# START OF QUOTED TEXT

J.13.6 TCP/IP and SFT-III configuration

In order to run TCP/IP on a SFT-III server you will have to set up a separate sub-net for your MS_Engine. The IO_Engines must be configured to act as a router. The MS_Engine will act as an end node. Note that both IO_Engines communicate with THE SAME IP address.

		TCP/IP Configuration Example

	      +-------------------------------+
	      |  Mirrored Server - MS Engine  |
	      |     193.67.129.200            |
	      +-------------------------------+
				|
				|
				|            Virtual LAN
	----------------------------------------------
				|
	   (IO Engine-MS Engine | Internal Interface)

	      |------------193.67.129.201-----------|
     +-----------------+                 +-----------------+
     |  IO Engine 1    |                 | IO Engine 2     |
     |  193.67.129.131 |                 | 193.67.129.132  |
     +-----------------+                 +-----------------+
	      |                                   |
	      |             Real Network          |
	------------------------------------------------

J.13.7 SFT-III Engines swapping

It is not normal for a SFT-III server to regularly switch primary and secondary engines. If this happens try looking at the file io$log.err in the system directly. It records the problems if the primary engine and the secondary engine swap. Perhaps there is a hint in there. Look carefully to what happened just before the switch over. If that doesn't help you could try running conlog.nlm. Conlog can be loaded in all three engines and with the option FILE=SYS:\SYSTEM\MSLOG.TXT (etc.) you can specify a different output file for each engine. If the switchover happens again you can have a look at the outputfile(s) to see if something strange happened.

J.13.8 MS_Engines produced a different output

MS_Engine produced different outputs is a very difficult problem to trouble shoot. It is of most importance to understand the way SFT-III is designed. SFT-III is designed as Hardware Fault Tolerant and has no added ability to protect itself from a software bug. However if you have a system which has this problem, only the secondary machine should be affected unless SET parameters are set to halt both machines.

SFT-III Architecture

SFT-III was designed so the "event queue" in each machine, primary and secondary, would receive and then process the same events independently. Every instruction that the processor executes comes from this event queue. i.e., if a request is generated for a file from the disk, the request is put on the event queue of the MS_Engine. An identical request is then sent, across the MSL, to the other machine and placed on the event queue of that machine. When the event has been processed, one last consistency check is made, comparing the results of the MS_Engine from each machine. Note here that there is only one MS_Engine that is presented to the user even though each machine has processed the request independent of each other. If the result of each machine is identical, the data is sent to the IO_Engine, packaged into packet form, and sent out the LAN channel. If the results are compared and are not the same, then you get the Abend: MS_Engine Produced Different Outputs.

# END OF QUOTED TEXT
# START OF DATASET RECORDS

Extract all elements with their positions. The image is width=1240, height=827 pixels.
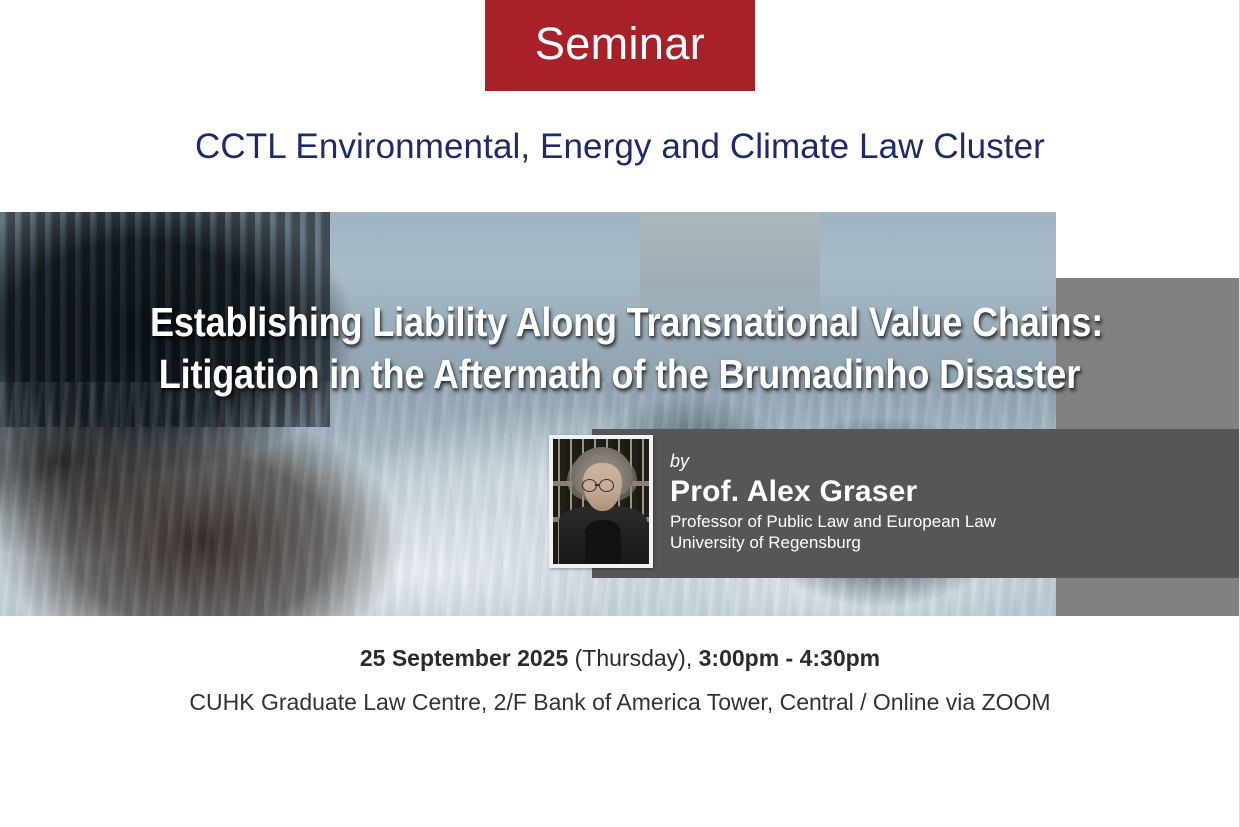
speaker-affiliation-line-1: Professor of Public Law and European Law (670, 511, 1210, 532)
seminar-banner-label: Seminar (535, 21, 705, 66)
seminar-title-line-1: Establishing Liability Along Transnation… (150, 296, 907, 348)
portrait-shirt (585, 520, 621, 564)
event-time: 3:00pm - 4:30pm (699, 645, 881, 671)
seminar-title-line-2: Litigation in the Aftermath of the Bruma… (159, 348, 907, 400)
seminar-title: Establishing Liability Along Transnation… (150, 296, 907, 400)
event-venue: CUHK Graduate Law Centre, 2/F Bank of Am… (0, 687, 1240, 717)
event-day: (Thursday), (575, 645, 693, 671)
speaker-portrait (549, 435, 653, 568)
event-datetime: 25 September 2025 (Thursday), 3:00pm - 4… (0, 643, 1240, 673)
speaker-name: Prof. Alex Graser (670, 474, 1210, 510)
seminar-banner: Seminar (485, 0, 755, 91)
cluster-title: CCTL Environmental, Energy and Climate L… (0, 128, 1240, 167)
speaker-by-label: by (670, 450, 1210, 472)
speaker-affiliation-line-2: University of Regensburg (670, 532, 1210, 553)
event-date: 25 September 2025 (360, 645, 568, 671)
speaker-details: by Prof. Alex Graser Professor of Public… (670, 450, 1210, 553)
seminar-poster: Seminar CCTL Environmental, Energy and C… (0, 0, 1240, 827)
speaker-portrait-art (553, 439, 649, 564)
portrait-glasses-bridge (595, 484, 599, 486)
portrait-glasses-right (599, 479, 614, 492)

# END OF DATASET RECORDS
# START OF DATASET RECORDS

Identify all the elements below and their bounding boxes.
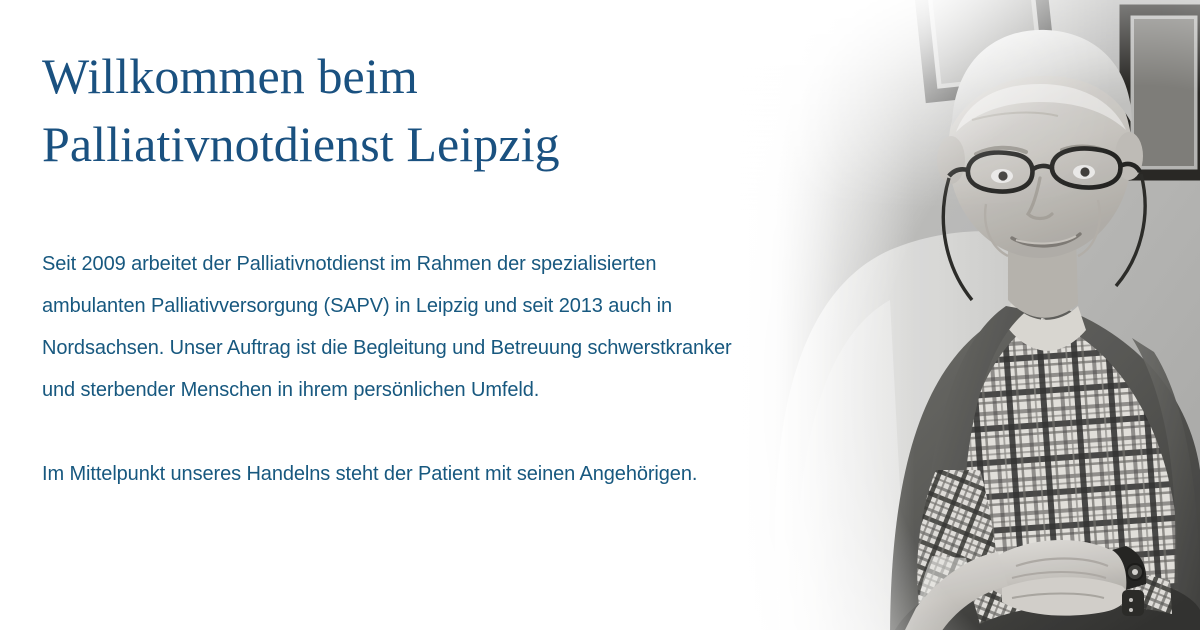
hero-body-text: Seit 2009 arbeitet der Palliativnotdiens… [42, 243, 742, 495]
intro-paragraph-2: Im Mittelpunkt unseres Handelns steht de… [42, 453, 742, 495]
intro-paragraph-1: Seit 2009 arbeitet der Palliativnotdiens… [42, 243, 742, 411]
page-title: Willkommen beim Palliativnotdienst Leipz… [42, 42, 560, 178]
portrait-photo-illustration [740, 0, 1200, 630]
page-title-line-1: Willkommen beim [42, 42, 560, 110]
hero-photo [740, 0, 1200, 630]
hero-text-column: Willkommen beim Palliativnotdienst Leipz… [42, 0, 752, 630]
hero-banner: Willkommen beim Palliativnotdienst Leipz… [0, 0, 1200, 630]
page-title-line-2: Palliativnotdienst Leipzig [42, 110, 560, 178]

# END OF DATASET RECORDS
# START OF DATASET RECORDS

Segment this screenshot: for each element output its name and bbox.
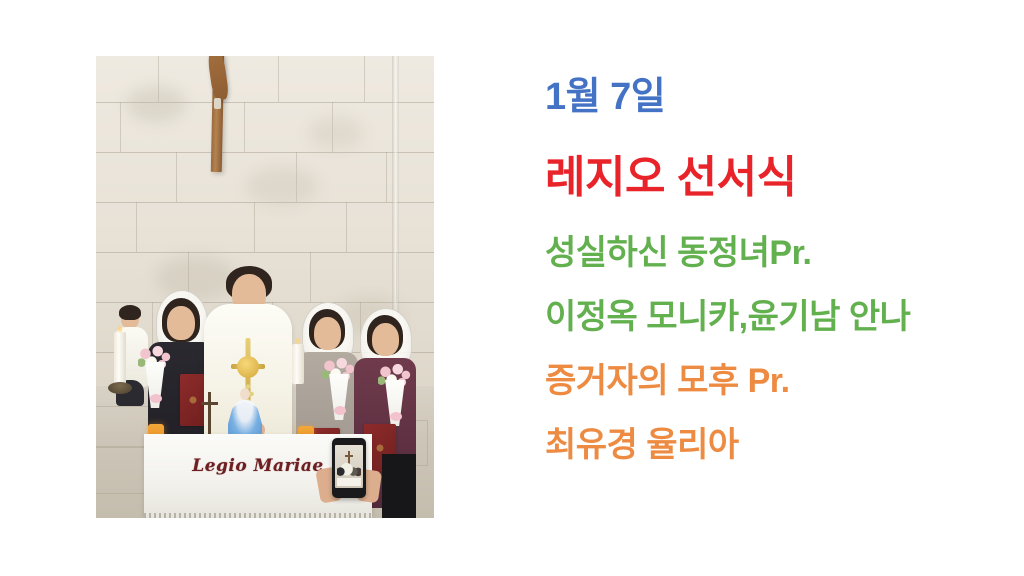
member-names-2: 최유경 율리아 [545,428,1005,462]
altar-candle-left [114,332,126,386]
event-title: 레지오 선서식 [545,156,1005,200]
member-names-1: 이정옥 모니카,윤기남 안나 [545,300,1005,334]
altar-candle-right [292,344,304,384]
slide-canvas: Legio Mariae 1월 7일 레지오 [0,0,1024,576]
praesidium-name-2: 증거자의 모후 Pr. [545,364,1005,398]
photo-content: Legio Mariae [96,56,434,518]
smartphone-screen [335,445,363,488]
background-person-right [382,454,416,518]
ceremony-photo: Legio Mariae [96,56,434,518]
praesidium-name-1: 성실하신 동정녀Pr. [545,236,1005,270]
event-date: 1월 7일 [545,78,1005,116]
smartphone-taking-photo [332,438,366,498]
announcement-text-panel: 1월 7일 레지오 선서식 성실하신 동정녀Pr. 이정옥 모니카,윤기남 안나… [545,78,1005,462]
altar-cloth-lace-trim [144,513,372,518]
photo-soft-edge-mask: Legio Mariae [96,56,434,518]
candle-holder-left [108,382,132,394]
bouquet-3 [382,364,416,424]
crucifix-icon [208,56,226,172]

# END OF DATASET RECORDS

- _WHAT THE TASK REQUIRES_
Reproduce the stretch of the SFT-III text from "In order to" through "Engine | Internal Interface)" word for word.

- _FINAL ANSWER_
In order to run TCP/IP on a SFT-III server you will have to set up a separate sub-net for your MS_Engine. The IO_Engines must be configured to act as a router. The MS_Engine will act as an end node. Note that both IO_Engines communicate with THE SAME IP address.

		TCP/IP Configuration Example

	      +-------------------------------+
	      |  Mirrored Server - MS Engine  |
	      |     193.67.129.200            |
	      +-------------------------------+
				|
				|
				|            Virtual LAN
	----------------------------------------------
				|
	   (IO Engine-MS Engine | Internal Interface)